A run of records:

____

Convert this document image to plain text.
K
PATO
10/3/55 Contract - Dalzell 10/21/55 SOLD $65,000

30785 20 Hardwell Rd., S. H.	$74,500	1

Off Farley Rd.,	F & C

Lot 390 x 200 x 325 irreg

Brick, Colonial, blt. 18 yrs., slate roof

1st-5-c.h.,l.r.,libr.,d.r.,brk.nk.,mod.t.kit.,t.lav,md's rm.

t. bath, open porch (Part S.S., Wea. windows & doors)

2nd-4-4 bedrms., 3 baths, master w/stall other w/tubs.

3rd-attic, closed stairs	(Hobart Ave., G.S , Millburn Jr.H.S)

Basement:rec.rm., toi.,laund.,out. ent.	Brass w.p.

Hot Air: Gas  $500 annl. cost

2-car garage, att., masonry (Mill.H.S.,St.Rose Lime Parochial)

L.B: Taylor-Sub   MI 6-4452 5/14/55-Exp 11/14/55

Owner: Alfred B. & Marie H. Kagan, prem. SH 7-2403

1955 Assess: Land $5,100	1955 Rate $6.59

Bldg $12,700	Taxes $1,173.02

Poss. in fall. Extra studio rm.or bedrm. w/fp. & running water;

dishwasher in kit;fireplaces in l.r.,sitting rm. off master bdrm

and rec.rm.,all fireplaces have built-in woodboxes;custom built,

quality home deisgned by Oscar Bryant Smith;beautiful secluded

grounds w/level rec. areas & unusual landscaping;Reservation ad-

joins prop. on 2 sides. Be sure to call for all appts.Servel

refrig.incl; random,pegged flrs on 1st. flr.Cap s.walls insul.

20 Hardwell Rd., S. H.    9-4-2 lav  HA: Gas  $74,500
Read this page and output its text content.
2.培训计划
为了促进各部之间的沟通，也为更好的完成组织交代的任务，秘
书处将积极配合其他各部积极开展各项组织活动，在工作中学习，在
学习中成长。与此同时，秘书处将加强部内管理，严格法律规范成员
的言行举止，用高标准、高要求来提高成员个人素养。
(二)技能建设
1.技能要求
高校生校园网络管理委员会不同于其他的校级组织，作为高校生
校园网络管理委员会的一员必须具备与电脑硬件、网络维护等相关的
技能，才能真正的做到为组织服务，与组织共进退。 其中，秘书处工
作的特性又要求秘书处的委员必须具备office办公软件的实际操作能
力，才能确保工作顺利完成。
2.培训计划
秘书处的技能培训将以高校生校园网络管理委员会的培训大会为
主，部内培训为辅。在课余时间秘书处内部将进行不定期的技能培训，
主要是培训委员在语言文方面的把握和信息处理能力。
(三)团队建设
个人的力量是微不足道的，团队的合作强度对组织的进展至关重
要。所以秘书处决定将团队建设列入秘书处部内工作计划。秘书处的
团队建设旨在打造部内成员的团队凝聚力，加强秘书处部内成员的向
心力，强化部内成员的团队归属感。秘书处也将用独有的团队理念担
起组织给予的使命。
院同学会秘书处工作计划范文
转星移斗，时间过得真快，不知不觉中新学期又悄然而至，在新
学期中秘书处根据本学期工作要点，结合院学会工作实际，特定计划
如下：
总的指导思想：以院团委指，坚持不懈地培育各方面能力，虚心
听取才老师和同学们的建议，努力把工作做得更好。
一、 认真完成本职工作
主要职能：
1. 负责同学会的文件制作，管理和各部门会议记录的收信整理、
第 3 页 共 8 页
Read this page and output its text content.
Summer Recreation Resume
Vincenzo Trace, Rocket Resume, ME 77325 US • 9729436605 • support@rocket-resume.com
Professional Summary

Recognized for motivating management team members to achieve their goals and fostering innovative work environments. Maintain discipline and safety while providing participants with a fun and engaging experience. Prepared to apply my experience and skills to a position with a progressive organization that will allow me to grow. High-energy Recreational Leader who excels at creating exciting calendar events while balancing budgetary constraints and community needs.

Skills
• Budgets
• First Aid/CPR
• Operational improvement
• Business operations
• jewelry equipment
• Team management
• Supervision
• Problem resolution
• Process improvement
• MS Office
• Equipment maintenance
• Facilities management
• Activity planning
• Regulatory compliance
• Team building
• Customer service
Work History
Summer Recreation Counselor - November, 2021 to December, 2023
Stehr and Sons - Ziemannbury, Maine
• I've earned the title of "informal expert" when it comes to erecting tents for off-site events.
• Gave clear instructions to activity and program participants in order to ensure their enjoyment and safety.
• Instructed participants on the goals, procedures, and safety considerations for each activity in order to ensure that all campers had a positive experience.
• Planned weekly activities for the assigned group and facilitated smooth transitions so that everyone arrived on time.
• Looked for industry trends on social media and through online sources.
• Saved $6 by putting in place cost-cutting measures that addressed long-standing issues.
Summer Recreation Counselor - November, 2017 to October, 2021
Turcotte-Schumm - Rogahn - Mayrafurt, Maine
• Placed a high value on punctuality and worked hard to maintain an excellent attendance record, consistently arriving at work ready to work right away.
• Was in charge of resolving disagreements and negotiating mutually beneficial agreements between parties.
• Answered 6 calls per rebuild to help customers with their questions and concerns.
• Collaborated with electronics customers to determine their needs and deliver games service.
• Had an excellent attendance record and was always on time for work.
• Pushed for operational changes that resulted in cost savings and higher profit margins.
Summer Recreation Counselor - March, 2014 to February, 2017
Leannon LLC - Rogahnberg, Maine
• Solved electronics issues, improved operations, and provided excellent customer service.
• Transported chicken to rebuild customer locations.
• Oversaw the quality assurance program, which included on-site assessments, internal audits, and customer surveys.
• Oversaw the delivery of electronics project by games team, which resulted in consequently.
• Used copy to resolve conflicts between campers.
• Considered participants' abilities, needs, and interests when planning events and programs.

____

(EXERCISE GOAL): Every line in the data above that contains "which" needs to be copied.

(ANSWER BELOW):
• Oversaw the quality assurance program, which included on-site assessments, internal audits, and customer surveys.
• Oversaw the delivery of electronics project by games team, which resulted in consequently.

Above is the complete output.